*BRIEF*
Identify each line holding the string "case" and copy it.

*SUPPLIED DATA*
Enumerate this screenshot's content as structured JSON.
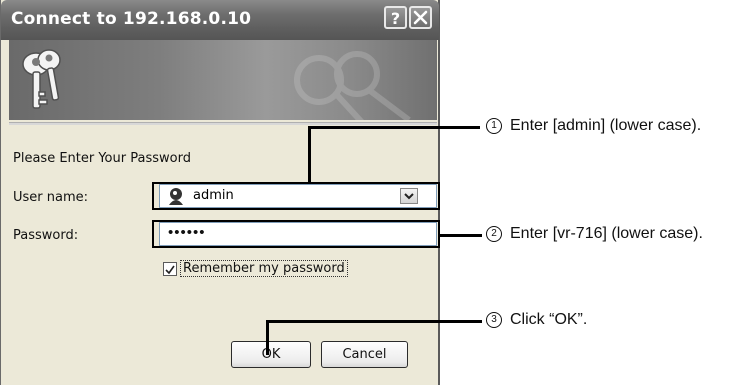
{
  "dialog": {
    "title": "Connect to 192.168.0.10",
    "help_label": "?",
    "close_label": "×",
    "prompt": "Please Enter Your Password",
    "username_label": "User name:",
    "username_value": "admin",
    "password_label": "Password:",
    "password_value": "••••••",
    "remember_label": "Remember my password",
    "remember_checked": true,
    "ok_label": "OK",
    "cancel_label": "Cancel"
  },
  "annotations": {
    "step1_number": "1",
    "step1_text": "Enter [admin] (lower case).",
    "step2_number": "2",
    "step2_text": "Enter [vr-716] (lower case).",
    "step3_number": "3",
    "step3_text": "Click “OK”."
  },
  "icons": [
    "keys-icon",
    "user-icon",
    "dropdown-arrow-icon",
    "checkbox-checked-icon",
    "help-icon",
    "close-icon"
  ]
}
---
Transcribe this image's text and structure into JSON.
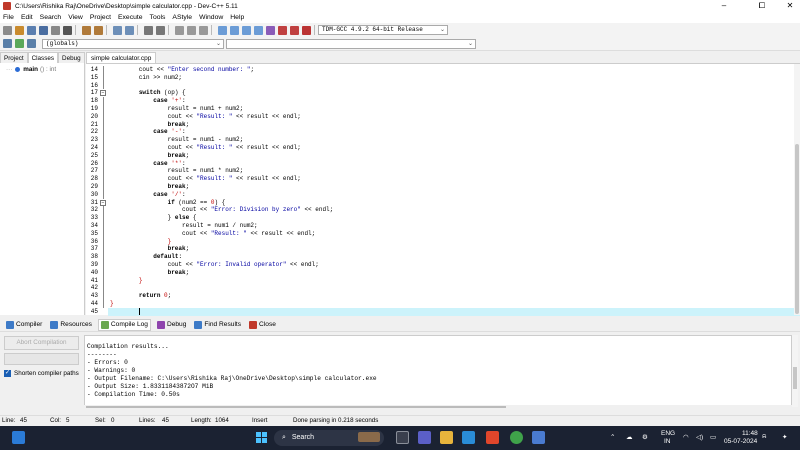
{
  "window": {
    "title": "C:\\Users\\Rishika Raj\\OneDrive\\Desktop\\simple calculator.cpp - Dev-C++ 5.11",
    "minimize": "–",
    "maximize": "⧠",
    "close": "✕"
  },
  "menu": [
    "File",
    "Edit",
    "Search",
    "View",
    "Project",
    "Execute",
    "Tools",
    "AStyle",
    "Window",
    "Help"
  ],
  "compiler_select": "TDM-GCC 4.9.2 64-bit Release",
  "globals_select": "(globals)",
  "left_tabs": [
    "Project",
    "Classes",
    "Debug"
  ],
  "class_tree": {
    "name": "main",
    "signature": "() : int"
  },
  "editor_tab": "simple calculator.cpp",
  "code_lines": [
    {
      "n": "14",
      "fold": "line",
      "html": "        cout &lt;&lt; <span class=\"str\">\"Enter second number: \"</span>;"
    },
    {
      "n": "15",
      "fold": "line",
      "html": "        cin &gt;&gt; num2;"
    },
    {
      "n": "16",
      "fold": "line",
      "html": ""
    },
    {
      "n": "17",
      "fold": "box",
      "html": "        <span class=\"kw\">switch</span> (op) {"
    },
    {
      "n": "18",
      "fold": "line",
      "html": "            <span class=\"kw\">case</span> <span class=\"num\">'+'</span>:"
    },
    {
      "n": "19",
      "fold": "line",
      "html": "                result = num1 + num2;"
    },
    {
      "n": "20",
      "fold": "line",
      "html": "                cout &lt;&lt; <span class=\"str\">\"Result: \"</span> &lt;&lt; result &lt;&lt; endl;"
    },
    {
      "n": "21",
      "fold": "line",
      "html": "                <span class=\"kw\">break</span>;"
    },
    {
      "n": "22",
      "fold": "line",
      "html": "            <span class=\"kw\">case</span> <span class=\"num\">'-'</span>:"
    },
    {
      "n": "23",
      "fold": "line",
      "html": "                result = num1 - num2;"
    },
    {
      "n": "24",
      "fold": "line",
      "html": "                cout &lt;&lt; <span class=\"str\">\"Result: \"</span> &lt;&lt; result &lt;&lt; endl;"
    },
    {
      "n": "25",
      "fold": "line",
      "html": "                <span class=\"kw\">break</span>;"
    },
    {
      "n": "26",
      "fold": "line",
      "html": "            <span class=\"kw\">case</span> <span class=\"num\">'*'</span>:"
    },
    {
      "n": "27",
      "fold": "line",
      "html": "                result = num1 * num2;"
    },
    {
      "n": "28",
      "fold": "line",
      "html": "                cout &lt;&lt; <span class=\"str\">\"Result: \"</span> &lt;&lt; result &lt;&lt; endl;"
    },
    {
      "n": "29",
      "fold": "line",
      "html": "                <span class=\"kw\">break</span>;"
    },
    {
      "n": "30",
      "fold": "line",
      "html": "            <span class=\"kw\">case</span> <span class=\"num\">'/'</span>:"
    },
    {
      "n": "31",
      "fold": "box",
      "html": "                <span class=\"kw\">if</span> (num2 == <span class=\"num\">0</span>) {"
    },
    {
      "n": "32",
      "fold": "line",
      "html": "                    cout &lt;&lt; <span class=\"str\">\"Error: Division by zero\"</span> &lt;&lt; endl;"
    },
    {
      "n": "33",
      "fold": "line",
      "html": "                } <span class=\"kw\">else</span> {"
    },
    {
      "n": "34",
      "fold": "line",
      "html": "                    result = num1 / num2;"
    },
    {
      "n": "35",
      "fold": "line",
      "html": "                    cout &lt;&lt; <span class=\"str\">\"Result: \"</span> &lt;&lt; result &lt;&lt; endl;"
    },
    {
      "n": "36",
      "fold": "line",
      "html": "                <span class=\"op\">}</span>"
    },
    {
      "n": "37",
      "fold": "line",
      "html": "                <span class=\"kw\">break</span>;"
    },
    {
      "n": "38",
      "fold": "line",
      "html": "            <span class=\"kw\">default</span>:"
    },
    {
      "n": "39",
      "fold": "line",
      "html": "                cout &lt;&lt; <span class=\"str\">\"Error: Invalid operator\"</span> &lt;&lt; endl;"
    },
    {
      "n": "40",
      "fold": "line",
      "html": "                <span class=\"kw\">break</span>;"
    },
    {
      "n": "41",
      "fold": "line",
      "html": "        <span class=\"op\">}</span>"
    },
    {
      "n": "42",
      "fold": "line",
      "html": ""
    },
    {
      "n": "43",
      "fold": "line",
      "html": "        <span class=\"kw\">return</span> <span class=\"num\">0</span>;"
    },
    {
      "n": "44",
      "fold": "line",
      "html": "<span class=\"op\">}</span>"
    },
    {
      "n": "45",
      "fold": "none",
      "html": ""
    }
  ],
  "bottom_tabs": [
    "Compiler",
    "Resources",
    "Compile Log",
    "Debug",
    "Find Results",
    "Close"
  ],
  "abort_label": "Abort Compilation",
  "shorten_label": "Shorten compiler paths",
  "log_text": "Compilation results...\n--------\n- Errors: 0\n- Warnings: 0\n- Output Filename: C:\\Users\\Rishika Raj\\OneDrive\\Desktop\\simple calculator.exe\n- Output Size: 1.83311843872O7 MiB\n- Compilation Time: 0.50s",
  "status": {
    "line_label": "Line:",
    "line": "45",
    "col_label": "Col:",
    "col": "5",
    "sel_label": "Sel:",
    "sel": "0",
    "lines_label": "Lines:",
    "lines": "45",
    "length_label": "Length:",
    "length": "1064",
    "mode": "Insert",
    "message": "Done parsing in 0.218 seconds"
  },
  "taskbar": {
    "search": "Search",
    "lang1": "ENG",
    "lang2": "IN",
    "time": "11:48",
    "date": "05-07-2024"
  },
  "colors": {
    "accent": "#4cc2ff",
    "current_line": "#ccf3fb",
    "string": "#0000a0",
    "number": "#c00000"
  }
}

*THE RESULT*
    "step1_text": "Enter [admin] (lower case).",
    "step2_text": "Enter [vr-716] (lower case).",
      "html": "            <span class=\"kw\">case</span> <span class=\"num\">'+'</span>:"
      "html": "            <span class=\"kw\">case</span> <span class=\"num\">'-'</span>:"
      "html": "            <span class=\"kw\">case</span> <span class=\"num\">'*'</span>:"
      "html": "            <span class=\"kw\">case</span> <span class=\"num\">'/'</span>:"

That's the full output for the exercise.